Return the count of lines with the string "type" in them, and nothing else.

Material provided:
★ ★ ★
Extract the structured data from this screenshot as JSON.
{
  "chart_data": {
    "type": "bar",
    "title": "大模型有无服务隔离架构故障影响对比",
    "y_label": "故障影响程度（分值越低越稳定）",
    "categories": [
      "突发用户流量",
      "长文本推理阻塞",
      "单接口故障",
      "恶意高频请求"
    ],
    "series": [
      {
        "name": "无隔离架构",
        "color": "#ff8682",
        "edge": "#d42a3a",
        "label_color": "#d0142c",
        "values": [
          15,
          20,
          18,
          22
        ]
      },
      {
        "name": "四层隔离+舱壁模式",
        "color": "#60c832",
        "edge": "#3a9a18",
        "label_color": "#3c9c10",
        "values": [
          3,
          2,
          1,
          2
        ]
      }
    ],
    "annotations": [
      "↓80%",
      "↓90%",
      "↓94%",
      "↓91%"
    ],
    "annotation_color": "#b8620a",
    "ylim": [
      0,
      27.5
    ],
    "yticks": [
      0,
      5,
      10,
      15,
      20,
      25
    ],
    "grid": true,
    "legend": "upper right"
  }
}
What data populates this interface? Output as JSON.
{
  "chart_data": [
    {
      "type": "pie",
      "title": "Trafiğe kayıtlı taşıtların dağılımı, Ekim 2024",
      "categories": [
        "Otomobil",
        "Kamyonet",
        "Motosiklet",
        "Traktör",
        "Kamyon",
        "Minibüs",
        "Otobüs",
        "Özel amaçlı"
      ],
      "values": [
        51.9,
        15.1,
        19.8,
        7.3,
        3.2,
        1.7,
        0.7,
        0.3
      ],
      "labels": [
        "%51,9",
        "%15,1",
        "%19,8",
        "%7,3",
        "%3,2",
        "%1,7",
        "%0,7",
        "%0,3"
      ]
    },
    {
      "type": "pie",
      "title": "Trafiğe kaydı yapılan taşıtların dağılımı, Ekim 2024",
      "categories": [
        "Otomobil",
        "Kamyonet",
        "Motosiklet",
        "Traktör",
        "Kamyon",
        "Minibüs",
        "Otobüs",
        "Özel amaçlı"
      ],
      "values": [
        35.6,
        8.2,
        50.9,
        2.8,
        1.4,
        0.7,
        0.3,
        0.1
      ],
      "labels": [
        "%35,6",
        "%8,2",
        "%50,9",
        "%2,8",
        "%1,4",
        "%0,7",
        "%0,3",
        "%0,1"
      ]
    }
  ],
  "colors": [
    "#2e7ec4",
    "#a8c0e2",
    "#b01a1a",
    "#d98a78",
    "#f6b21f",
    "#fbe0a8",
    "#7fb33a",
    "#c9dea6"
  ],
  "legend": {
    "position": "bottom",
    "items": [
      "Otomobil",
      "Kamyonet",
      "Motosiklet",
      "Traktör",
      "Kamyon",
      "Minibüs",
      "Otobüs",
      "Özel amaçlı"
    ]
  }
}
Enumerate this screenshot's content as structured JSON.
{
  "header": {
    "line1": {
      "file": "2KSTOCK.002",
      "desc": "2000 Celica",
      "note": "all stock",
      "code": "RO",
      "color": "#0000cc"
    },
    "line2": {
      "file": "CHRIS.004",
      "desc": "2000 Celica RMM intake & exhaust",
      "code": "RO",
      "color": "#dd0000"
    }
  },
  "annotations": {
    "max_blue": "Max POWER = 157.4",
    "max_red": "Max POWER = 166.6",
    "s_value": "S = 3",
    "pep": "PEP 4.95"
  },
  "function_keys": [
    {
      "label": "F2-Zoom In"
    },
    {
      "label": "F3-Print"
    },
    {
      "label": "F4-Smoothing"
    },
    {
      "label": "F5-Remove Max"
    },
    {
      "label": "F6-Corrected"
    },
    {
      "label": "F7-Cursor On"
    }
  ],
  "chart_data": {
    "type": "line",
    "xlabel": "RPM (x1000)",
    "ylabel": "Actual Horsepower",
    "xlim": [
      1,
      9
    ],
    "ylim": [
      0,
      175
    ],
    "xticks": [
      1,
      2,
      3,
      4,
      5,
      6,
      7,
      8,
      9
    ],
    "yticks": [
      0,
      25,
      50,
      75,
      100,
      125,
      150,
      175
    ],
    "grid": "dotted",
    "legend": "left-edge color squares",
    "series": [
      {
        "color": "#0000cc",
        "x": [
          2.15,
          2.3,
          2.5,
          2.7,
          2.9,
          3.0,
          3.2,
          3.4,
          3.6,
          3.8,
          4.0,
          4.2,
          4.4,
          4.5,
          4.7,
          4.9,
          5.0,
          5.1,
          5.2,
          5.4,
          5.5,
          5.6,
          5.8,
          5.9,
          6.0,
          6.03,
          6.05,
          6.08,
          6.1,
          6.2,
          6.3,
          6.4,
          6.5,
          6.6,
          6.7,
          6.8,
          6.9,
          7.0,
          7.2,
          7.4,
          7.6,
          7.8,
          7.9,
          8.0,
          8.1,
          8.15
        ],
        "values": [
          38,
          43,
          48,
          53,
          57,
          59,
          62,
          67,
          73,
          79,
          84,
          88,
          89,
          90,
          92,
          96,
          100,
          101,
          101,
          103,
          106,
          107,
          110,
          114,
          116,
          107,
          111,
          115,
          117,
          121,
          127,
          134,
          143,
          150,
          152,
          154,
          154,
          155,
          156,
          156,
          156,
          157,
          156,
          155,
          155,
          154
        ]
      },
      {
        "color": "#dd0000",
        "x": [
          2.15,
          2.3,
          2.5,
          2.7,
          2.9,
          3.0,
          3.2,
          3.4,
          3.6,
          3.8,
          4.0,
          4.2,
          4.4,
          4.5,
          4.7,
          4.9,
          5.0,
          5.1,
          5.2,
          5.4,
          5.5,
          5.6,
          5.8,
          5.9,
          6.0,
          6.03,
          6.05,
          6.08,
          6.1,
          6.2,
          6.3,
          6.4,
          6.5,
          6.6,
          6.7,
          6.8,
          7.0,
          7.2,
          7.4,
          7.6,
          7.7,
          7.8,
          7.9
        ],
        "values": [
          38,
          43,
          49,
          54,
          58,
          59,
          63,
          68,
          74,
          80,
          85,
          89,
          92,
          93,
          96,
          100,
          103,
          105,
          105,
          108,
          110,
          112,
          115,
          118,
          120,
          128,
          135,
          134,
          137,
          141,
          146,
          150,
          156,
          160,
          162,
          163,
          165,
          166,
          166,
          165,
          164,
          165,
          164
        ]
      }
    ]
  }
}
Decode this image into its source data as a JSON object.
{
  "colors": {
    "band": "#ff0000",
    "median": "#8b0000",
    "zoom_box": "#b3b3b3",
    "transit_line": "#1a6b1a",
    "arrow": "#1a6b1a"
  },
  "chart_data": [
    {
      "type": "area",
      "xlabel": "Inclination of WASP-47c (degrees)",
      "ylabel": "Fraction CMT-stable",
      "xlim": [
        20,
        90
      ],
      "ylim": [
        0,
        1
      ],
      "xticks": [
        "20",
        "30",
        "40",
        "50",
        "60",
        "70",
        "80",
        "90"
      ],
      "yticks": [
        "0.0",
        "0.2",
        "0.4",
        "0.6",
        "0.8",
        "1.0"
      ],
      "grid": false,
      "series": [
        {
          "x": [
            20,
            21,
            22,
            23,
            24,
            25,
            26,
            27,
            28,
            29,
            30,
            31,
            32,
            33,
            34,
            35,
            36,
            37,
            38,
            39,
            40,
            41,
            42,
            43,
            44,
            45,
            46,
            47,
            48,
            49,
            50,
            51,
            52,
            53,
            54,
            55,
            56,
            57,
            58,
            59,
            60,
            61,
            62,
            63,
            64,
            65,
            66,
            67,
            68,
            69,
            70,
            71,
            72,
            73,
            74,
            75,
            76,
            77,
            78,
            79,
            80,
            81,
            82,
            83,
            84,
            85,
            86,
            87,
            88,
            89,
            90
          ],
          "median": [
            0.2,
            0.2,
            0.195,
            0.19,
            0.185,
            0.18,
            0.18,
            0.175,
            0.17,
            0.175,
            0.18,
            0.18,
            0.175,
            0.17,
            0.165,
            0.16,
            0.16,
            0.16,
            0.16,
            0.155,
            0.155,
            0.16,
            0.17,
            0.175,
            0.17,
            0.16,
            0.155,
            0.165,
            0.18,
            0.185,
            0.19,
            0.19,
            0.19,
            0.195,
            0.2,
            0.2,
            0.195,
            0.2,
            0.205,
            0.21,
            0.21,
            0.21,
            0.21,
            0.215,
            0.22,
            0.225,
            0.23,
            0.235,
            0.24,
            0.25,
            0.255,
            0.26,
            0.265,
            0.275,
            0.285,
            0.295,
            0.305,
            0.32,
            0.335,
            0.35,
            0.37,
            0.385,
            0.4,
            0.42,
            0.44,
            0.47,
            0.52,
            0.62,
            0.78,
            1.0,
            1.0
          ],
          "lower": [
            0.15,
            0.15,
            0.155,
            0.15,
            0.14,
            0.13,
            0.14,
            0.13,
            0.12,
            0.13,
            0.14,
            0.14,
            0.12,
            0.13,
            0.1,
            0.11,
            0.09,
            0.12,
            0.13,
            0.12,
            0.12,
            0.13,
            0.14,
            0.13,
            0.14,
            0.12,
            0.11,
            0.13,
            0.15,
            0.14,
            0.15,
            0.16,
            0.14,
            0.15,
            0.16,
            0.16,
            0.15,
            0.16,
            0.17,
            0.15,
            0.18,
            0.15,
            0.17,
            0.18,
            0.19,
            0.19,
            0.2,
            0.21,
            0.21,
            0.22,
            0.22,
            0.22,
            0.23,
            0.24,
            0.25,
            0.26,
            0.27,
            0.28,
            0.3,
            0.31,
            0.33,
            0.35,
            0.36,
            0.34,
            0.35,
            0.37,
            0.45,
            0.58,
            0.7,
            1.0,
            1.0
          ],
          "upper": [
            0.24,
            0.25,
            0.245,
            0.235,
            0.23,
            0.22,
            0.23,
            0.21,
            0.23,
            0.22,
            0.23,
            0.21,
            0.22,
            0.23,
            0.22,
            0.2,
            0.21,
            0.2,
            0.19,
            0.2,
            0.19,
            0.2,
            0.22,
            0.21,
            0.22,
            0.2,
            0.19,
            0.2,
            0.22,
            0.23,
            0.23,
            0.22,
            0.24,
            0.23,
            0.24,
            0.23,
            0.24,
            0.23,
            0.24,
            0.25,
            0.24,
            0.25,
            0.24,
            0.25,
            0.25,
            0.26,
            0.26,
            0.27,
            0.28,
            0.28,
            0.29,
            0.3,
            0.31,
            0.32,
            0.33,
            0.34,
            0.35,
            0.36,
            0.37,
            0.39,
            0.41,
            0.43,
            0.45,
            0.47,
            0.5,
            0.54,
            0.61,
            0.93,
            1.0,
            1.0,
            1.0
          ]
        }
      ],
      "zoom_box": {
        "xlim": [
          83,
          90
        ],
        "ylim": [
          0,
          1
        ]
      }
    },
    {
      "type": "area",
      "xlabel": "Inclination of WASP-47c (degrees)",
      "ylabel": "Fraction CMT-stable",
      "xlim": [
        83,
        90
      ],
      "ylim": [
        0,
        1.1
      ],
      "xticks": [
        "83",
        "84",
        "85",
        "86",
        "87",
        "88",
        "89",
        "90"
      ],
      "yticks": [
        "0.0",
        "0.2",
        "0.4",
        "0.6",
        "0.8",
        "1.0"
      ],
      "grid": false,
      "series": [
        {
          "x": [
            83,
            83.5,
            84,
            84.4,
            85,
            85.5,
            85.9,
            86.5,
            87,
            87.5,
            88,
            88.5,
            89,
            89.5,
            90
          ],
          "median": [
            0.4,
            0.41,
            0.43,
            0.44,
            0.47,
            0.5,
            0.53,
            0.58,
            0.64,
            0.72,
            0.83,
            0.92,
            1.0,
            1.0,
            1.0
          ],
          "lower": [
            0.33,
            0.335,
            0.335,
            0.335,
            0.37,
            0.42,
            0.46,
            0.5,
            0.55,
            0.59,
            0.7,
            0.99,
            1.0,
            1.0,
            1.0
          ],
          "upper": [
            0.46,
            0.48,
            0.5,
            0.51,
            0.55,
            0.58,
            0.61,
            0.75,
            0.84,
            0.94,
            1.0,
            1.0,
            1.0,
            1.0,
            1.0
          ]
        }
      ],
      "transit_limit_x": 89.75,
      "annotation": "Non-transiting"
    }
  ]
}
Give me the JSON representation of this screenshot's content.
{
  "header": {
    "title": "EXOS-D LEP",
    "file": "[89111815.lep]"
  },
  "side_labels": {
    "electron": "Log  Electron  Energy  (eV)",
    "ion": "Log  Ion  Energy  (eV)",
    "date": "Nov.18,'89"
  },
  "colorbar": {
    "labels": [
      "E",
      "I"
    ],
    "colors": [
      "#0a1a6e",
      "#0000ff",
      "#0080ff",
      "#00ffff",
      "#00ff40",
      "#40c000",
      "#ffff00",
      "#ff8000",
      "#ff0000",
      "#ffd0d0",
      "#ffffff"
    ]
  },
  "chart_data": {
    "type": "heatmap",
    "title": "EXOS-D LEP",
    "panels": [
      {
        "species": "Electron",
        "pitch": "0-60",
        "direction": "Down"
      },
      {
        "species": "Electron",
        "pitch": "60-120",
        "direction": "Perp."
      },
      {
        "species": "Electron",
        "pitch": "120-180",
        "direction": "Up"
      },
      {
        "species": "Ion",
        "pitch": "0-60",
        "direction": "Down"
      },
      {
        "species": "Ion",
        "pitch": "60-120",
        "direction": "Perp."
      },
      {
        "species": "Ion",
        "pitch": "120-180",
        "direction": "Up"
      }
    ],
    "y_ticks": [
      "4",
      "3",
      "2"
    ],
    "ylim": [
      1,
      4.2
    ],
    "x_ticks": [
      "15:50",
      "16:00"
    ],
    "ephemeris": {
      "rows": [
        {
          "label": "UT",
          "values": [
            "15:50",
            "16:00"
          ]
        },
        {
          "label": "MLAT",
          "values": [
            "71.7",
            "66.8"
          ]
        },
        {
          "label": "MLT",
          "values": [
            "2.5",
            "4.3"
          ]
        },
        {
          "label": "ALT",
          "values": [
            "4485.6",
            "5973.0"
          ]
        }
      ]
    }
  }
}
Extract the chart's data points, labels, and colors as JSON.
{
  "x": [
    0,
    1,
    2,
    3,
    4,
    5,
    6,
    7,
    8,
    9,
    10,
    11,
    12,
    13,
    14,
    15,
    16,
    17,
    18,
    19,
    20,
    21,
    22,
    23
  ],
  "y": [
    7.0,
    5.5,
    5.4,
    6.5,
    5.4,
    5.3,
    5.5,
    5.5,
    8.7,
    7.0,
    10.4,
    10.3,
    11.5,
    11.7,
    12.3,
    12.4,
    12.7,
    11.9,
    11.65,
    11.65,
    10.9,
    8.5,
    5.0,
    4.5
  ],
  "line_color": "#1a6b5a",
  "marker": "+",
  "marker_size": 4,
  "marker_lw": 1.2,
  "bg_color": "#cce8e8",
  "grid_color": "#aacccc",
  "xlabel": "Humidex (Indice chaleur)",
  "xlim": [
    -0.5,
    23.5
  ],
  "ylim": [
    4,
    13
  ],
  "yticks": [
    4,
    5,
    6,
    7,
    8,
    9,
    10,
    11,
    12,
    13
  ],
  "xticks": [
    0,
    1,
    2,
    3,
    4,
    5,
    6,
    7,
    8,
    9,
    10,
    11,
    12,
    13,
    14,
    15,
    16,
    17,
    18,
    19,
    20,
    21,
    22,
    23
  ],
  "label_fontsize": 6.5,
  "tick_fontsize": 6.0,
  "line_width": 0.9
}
★ ★ ★
Answer: 7